Stored data
↓↓↓

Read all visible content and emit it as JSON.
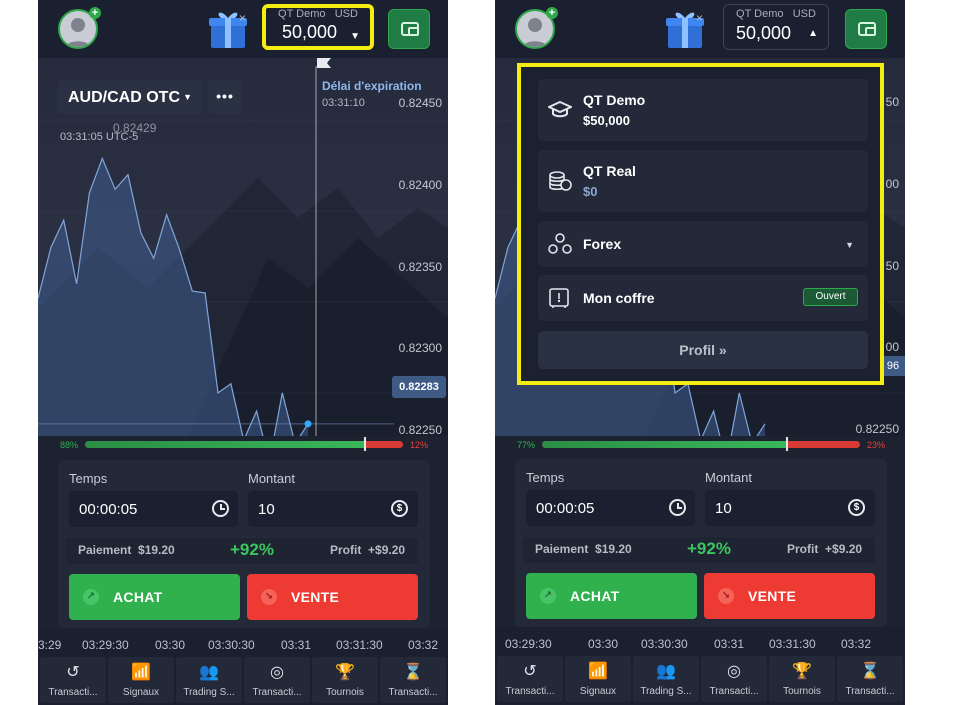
{
  "header": {
    "account_label": "QT Demo",
    "currency": "USD",
    "balance": "50,000",
    "gift_close": "×"
  },
  "asset": {
    "pair": "AUD/CAD OTC",
    "more": "•••",
    "server_time": "03:31:05 UTC-5",
    "peak_label": "0.82429",
    "expiry_label": "Délai d'expiration",
    "expiry_time": "03:31:10",
    "current_price": "0.82283",
    "current_price_right_partial": "96"
  },
  "price_axis_left": [
    "0.82450",
    "0.82400",
    "0.82350",
    "0.82300",
    "0.82250"
  ],
  "price_axis_right": [
    "50",
    "00",
    "50",
    "00",
    "0.82250"
  ],
  "sentiment_left": {
    "up": 88,
    "down": 12,
    "up_label": "88%",
    "down_label": "12%"
  },
  "sentiment_right": {
    "up": 77,
    "down": 23,
    "up_label": "77%",
    "down_label": "23%"
  },
  "trade": {
    "time_label": "Temps",
    "time_value": "00:00:05",
    "amount_label": "Montant",
    "amount_value": "10",
    "payout_label": "Paiement",
    "payout_value": "$19.20",
    "payout_percent": "+92%",
    "profit_label": "Profit",
    "profit_value": "+$9.20",
    "buy_label": "ACHAT",
    "sell_label": "VENTE"
  },
  "time_axis_left": [
    "3:29",
    "03:29:30",
    "03:30",
    "03:30:30",
    "03:31",
    "03:31:30",
    "03:32"
  ],
  "time_axis_right": [
    "03:29:30",
    "03:30",
    "03:30:30",
    "03:31",
    "03:31:30",
    "03:32"
  ],
  "nav": [
    {
      "label": "Transacti...",
      "icon": "history-icon"
    },
    {
      "label": "Signaux",
      "icon": "signal-icon"
    },
    {
      "label": "Trading S...",
      "icon": "social-trading-icon"
    },
    {
      "label": "Transacti...",
      "icon": "target-icon"
    },
    {
      "label": "Tournois",
      "icon": "trophy-icon"
    },
    {
      "label": "Transacti...",
      "icon": "hourglass-icon"
    }
  ],
  "account_menu": {
    "demo_title": "QT Demo",
    "demo_balance": "$50,000",
    "real_title": "QT Real",
    "real_balance": "$0",
    "forex_title": "Forex",
    "vault_title": "Mon coffre",
    "vault_status": "Ouvert",
    "profile_button": "Profil »"
  },
  "colors": {
    "background": "#1d2231",
    "panel": "#232938",
    "buy": "#30b14e",
    "sell": "#ed3b33",
    "highlight": "#f5ec12",
    "accent_green": "#2ea84b",
    "chart_line": "#7fa6dc"
  },
  "chart_data": {
    "type": "area",
    "x": [
      "03:29:15",
      "03:29:20",
      "03:29:25",
      "03:29:30",
      "03:29:35",
      "03:29:40",
      "03:29:45",
      "03:29:50",
      "03:29:55",
      "03:30:00",
      "03:30:05",
      "03:30:10",
      "03:30:15",
      "03:30:20",
      "03:30:25",
      "03:30:30",
      "03:30:35",
      "03:30:40",
      "03:30:45",
      "03:30:50",
      "03:31:00",
      "03:31:05"
    ],
    "values": [
      0.82352,
      0.8238,
      0.82395,
      0.8236,
      0.8241,
      0.82429,
      0.82412,
      0.8242,
      0.82388,
      0.82374,
      0.82398,
      0.82379,
      0.82356,
      0.82355,
      0.823,
      0.82305,
      0.82274,
      0.8229,
      0.82262,
      0.823,
      0.82272,
      0.82283
    ],
    "ylim": [
      0.8224,
      0.8246
    ],
    "yticks": [
      "0.82450",
      "0.82400",
      "0.82350",
      "0.82300",
      "0.82250"
    ]
  }
}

↑↑↑

• _INSTRUCTIONS TO FOLLOW_:
Make a verbatim copy of all the entries and strip out the pictures.

• _THE RESULT_:
Read all visible content and emit it as JSON.
{
  "header": {
    "account_label": "QT Demo",
    "currency": "USD",
    "balance": "50,000",
    "gift_close": "×"
  },
  "asset": {
    "pair": "AUD/CAD OTC",
    "more": "•••",
    "server_time": "03:31:05 UTC-5",
    "peak_label": "0.82429",
    "expiry_label": "Délai d'expiration",
    "expiry_time": "03:31:10",
    "current_price": "0.82283",
    "current_price_right_partial": "96"
  },
  "price_axis_left": [
    "0.82450",
    "0.82400",
    "0.82350",
    "0.82300",
    "0.82250"
  ],
  "price_axis_right": [
    "50",
    "00",
    "50",
    "00",
    "0.82250"
  ],
  "sentiment_left": {
    "up": 88,
    "down": 12,
    "up_label": "88%",
    "down_label": "12%"
  },
  "sentiment_right": {
    "up": 77,
    "down": 23,
    "up_label": "77%",
    "down_label": "23%"
  },
  "trade": {
    "time_label": "Temps",
    "time_value": "00:00:05",
    "amount_label": "Montant",
    "amount_value": "10",
    "payout_label": "Paiement",
    "payout_value": "$19.20",
    "payout_percent": "+92%",
    "profit_label": "Profit",
    "profit_value": "+$9.20",
    "buy_label": "ACHAT",
    "sell_label": "VENTE"
  },
  "time_axis_left": [
    "3:29",
    "03:29:30",
    "03:30",
    "03:30:30",
    "03:31",
    "03:31:30",
    "03:32"
  ],
  "time_axis_right": [
    "03:29:30",
    "03:30",
    "03:30:30",
    "03:31",
    "03:31:30",
    "03:32"
  ],
  "nav": [
    {
      "label": "Transacti...",
      "icon": "history-icon"
    },
    {
      "label": "Signaux",
      "icon": "signal-icon"
    },
    {
      "label": "Trading S...",
      "icon": "social-trading-icon"
    },
    {
      "label": "Transacti...",
      "icon": "target-icon"
    },
    {
      "label": "Tournois",
      "icon": "trophy-icon"
    },
    {
      "label": "Transacti...",
      "icon": "hourglass-icon"
    }
  ],
  "account_menu": {
    "demo_title": "QT Demo",
    "demo_balance": "$50,000",
    "real_title": "QT Real",
    "real_balance": "$0",
    "forex_title": "Forex",
    "vault_title": "Mon coffre",
    "vault_status": "Ouvert",
    "profile_button": "Profil »"
  },
  "colors": {
    "background": "#1d2231",
    "panel": "#232938",
    "buy": "#30b14e",
    "sell": "#ed3b33",
    "highlight": "#f5ec12",
    "accent_green": "#2ea84b",
    "chart_line": "#7fa6dc"
  },
  "chart_data": {
    "type": "area",
    "x": [
      "03:29:15",
      "03:29:20",
      "03:29:25",
      "03:29:30",
      "03:29:35",
      "03:29:40",
      "03:29:45",
      "03:29:50",
      "03:29:55",
      "03:30:00",
      "03:30:05",
      "03:30:10",
      "03:30:15",
      "03:30:20",
      "03:30:25",
      "03:30:30",
      "03:30:35",
      "03:30:40",
      "03:30:45",
      "03:30:50",
      "03:31:00",
      "03:31:05"
    ],
    "values": [
      0.82352,
      0.8238,
      0.82395,
      0.8236,
      0.8241,
      0.82429,
      0.82412,
      0.8242,
      0.82388,
      0.82374,
      0.82398,
      0.82379,
      0.82356,
      0.82355,
      0.823,
      0.82305,
      0.82274,
      0.8229,
      0.82262,
      0.823,
      0.82272,
      0.82283
    ],
    "ylim": [
      0.8224,
      0.8246
    ],
    "yticks": [
      "0.82450",
      "0.82400",
      "0.82350",
      "0.82300",
      "0.82250"
    ]
  }
}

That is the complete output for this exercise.